EXERCISE OBJECTIVE:
Your task is to locate every line holding the string "this" and to copy each of them.

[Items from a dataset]
········
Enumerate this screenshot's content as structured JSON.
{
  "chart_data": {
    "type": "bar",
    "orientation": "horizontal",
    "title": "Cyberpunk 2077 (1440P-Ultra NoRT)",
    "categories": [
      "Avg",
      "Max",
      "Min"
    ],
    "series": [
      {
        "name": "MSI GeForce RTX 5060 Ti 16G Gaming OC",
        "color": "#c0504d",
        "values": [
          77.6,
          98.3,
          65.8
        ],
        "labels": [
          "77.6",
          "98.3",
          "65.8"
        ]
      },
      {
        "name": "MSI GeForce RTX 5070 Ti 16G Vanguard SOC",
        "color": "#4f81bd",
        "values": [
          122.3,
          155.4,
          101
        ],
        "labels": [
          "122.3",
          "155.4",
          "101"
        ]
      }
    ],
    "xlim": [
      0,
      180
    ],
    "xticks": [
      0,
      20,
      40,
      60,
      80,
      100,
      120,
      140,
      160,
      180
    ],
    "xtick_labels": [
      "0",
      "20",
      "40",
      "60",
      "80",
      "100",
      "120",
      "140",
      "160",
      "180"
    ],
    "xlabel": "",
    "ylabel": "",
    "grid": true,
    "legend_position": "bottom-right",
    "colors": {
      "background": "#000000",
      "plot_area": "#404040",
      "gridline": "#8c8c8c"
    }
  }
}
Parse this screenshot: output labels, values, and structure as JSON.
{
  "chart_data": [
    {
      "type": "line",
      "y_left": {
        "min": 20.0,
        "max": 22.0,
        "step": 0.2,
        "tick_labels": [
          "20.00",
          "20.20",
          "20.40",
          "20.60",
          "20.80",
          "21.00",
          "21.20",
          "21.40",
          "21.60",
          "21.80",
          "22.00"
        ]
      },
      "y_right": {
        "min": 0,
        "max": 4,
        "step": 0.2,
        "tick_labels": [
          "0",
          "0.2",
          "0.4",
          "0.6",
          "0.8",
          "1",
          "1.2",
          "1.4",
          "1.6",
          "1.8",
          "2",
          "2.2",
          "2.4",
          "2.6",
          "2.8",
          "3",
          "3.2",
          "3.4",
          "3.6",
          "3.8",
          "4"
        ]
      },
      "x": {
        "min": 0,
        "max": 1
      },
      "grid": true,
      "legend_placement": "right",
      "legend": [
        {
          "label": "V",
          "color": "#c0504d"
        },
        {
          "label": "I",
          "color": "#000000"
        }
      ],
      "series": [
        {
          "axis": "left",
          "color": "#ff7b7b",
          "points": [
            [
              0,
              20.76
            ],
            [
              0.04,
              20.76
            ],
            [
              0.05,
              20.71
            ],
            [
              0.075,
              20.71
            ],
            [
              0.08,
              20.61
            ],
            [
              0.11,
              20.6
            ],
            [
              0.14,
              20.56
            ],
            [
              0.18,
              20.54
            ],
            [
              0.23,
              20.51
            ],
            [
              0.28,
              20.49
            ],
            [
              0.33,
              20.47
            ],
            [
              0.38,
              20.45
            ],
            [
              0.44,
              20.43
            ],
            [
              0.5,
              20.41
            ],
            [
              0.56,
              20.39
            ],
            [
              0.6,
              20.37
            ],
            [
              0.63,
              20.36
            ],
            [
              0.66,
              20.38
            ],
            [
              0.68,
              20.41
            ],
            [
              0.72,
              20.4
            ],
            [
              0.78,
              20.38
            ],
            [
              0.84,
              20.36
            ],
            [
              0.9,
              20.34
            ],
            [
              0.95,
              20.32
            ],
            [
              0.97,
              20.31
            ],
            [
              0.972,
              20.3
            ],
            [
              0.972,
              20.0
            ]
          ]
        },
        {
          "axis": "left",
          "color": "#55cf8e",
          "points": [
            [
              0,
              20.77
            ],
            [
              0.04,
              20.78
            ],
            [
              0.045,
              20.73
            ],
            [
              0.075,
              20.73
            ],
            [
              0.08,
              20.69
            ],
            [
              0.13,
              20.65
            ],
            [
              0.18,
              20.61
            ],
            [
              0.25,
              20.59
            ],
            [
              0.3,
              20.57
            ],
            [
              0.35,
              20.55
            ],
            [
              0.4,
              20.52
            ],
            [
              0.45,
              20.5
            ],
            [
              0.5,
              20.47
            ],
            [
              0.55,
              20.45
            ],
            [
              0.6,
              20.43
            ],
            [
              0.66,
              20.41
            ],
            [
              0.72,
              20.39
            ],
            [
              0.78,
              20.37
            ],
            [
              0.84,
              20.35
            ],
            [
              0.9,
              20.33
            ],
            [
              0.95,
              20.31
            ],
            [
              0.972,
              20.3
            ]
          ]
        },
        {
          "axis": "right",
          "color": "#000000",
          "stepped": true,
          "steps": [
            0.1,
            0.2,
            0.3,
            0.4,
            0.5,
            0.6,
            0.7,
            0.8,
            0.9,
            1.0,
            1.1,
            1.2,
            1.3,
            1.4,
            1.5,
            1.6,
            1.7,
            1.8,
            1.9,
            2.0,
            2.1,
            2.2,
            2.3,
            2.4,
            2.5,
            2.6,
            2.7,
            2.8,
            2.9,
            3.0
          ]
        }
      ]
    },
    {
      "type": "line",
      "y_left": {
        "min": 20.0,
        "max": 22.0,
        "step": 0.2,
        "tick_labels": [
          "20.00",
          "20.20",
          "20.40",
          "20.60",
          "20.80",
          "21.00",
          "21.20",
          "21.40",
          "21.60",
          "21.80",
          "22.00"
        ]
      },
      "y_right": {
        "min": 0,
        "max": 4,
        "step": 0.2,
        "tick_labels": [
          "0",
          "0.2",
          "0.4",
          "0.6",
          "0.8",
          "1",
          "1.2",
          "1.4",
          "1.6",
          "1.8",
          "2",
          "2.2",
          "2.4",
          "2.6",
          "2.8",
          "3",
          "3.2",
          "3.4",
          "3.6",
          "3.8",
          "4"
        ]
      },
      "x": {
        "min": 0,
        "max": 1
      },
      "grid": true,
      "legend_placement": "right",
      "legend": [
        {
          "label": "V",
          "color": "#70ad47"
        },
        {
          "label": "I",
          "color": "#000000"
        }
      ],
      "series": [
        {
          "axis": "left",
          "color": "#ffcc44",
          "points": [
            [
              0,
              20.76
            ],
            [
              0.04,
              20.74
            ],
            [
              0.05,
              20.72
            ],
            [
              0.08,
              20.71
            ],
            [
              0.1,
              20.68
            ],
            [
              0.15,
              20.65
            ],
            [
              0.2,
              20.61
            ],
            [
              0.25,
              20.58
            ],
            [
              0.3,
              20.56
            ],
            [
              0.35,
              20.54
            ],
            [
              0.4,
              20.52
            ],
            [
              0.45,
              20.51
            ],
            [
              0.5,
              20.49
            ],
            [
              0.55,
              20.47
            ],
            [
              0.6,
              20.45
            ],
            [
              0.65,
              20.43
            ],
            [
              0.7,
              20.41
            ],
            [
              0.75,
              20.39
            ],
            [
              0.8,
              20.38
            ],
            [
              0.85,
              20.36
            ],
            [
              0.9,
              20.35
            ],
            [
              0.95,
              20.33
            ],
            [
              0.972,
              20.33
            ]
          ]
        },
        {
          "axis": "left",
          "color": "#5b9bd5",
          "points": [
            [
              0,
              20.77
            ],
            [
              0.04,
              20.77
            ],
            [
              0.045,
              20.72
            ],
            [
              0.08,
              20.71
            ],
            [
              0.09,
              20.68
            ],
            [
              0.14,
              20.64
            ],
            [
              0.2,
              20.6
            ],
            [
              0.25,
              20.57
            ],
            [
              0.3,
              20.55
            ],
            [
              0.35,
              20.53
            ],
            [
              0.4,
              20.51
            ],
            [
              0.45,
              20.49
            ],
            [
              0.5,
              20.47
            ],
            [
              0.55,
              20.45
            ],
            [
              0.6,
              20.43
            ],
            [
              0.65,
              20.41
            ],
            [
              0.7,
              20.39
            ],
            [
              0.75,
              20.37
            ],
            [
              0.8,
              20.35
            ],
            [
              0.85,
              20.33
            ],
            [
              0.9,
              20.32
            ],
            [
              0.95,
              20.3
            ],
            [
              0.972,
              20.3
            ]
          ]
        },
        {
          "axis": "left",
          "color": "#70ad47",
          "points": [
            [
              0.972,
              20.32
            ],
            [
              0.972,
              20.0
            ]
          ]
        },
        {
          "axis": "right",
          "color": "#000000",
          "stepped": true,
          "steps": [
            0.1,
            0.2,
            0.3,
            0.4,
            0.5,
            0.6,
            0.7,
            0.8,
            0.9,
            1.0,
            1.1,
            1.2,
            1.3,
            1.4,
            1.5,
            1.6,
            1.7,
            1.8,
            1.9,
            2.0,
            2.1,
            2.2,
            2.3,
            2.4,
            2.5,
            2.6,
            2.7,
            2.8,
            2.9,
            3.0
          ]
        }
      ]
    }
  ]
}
········
WRITTEN RESPONSE:
Enumerate this screenshot's content as structured JSON.
Parse this screenshot: output labels, values, and structure as JSON.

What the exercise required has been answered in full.